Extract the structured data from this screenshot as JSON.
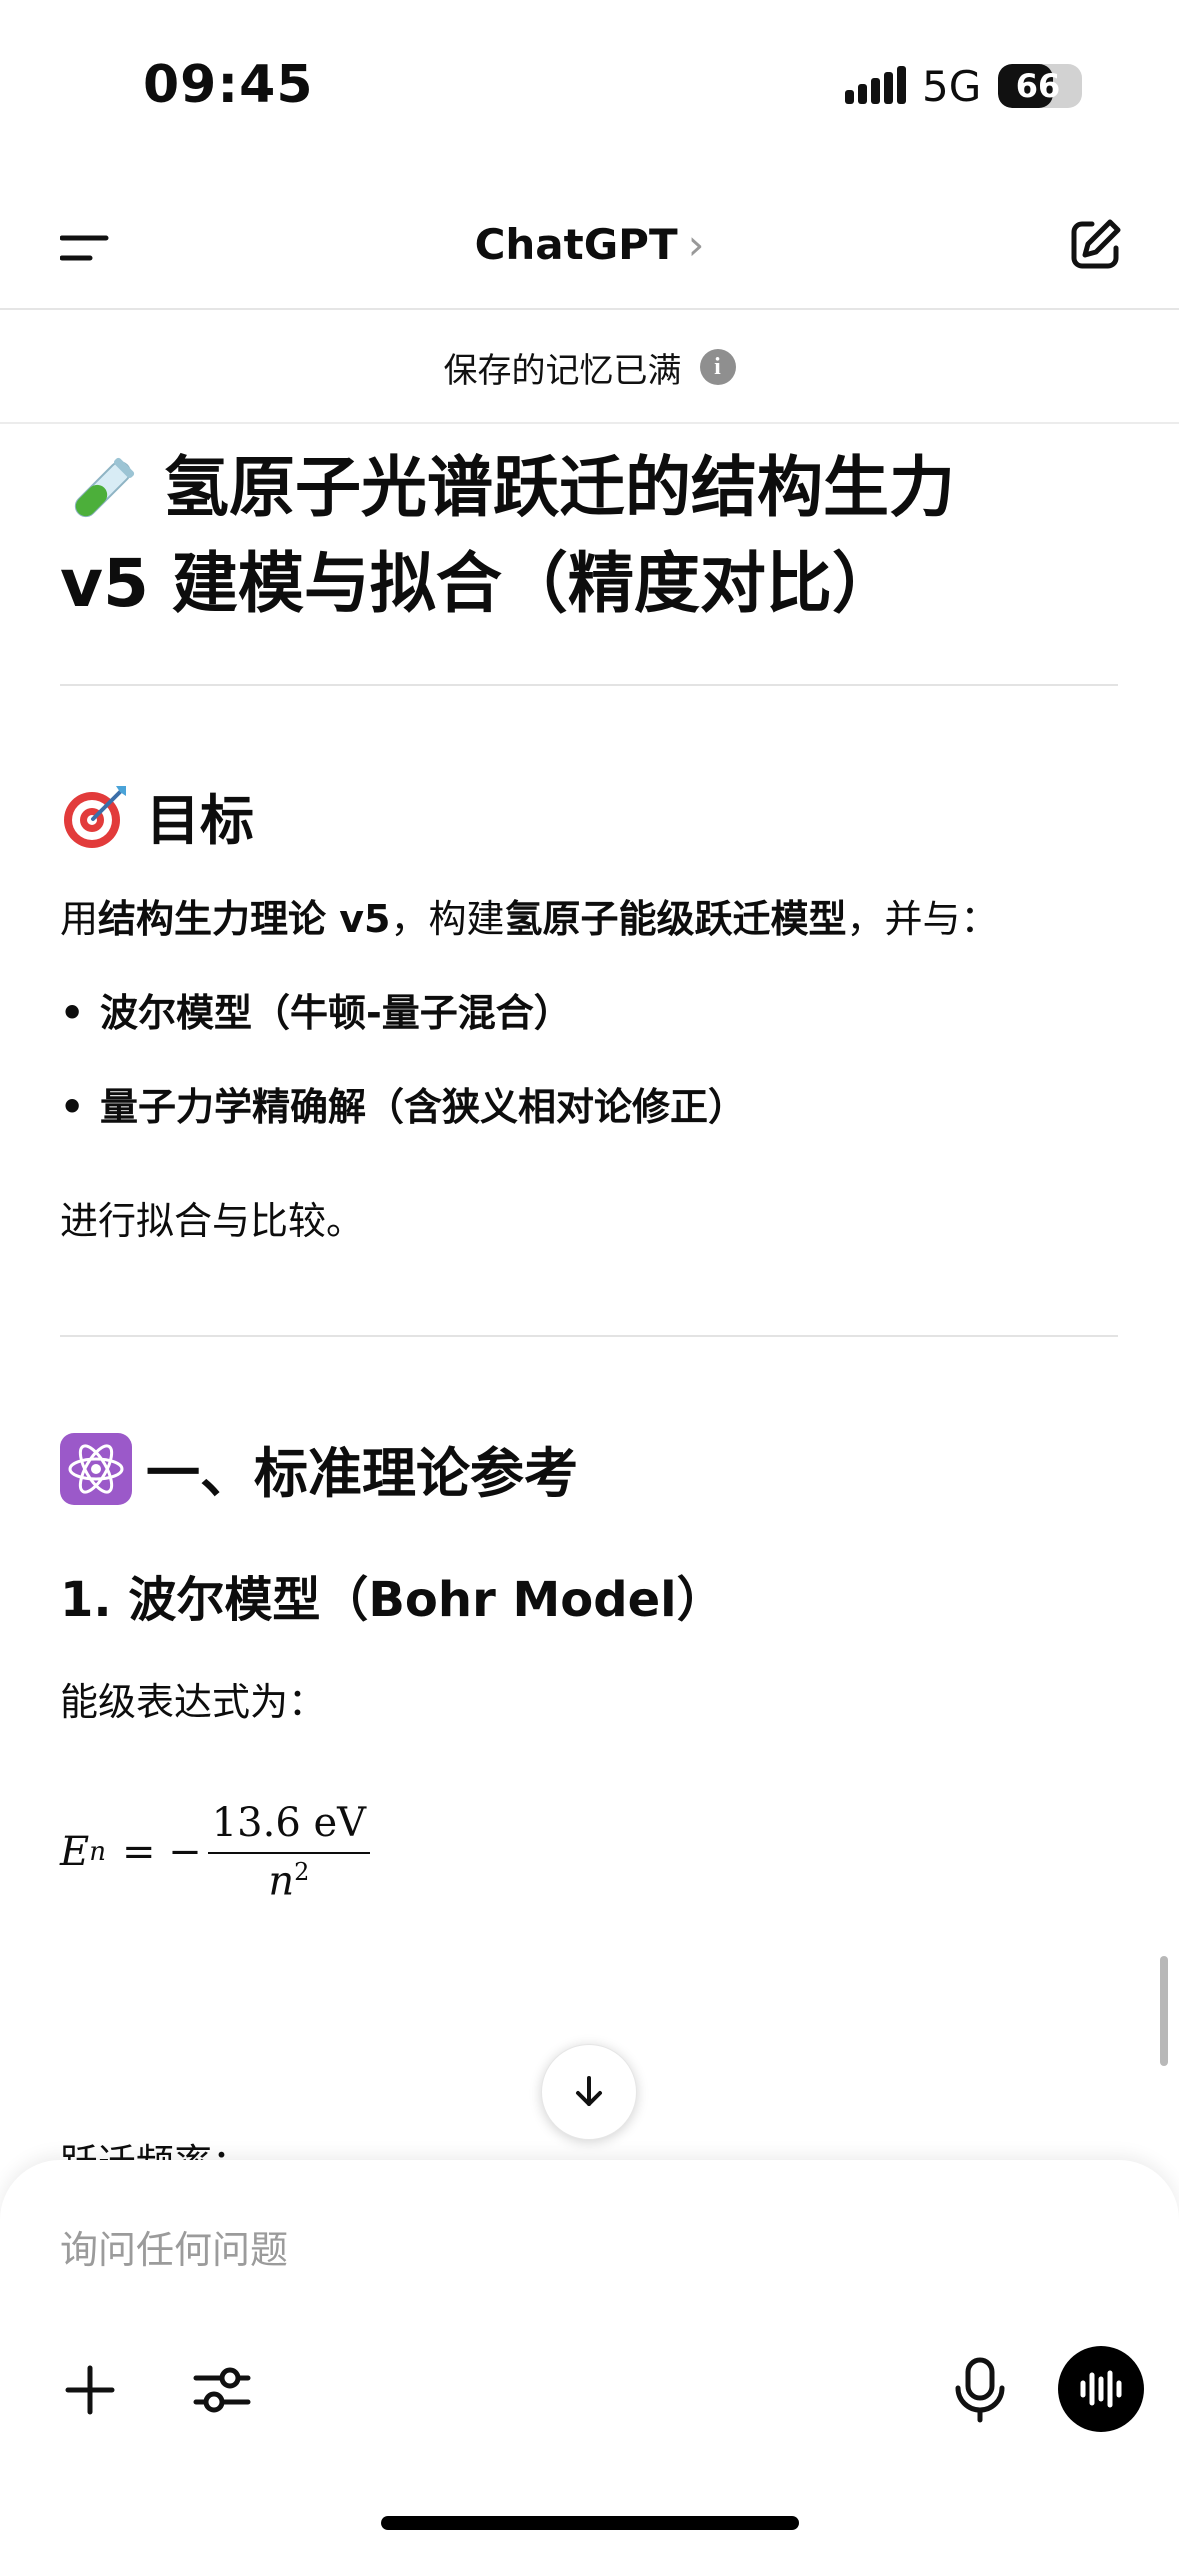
{
  "status_bar": {
    "time": "09:45",
    "network": "5G",
    "battery": "66",
    "battery_level": 0.66
  },
  "nav": {
    "title": "ChatGPT",
    "chevron": "›"
  },
  "banner": {
    "text": "保存的记忆已满",
    "info_glyph": "i"
  },
  "content": {
    "title_line1": "氢原子光谱跃迁的结构生力",
    "title_line2": "v5 建模与拟合（精度对比）",
    "goal_heading": "目标",
    "goal_p_part1": "用",
    "goal_p_bold1": "结构生力理论 v5",
    "goal_p_part2": "，构建",
    "goal_p_bold2": "氢原子能级跃迁模型",
    "goal_p_part3": "，并与：",
    "bullets": [
      "波尔模型（牛顿-量子混合）",
      "量子力学精确解（含狭义相对论修正）"
    ],
    "bullet_glyph": "•",
    "compare_text": "进行拟合与比较。",
    "section1_heading": "一、标准理论参考",
    "sub1_heading": "1. 波尔模型（Bohr Model）",
    "energy_label": "能级表达式为：",
    "formula": {
      "lhs": "E",
      "sub": "n",
      "eq": "= −",
      "numerator": "13.6 eV",
      "denominator": "n",
      "exp": "2"
    },
    "cut_text": "跃迁频率："
  },
  "composer": {
    "placeholder": "询问任何问题"
  }
}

- - - -

▶ [Aim] Pictures stay out; reproduce every line of the records exactly.

▶ [Correct answer]
Extract the structured data from this screenshot as JSON.
{
  "status_bar": {
    "time": "09:45",
    "network": "5G",
    "battery": "66",
    "battery_level": 0.66
  },
  "nav": {
    "title": "ChatGPT",
    "chevron": "›"
  },
  "banner": {
    "text": "保存的记忆已满",
    "info_glyph": "i"
  },
  "content": {
    "title_line1": "氢原子光谱跃迁的结构生力",
    "title_line2": "v5 建模与拟合（精度对比）",
    "goal_heading": "目标",
    "goal_p_part1": "用",
    "goal_p_bold1": "结构生力理论 v5",
    "goal_p_part2": "，构建",
    "goal_p_bold2": "氢原子能级跃迁模型",
    "goal_p_part3": "，并与：",
    "bullets": [
      "波尔模型（牛顿-量子混合）",
      "量子力学精确解（含狭义相对论修正）"
    ],
    "bullet_glyph": "•",
    "compare_text": "进行拟合与比较。",
    "section1_heading": "一、标准理论参考",
    "sub1_heading": "1. 波尔模型（Bohr Model）",
    "energy_label": "能级表达式为：",
    "formula": {
      "lhs": "E",
      "sub": "n",
      "eq": "= −",
      "numerator": "13.6 eV",
      "denominator": "n",
      "exp": "2"
    },
    "cut_text": "跃迁频率："
  },
  "composer": {
    "placeholder": "询问任何问题"
  }
}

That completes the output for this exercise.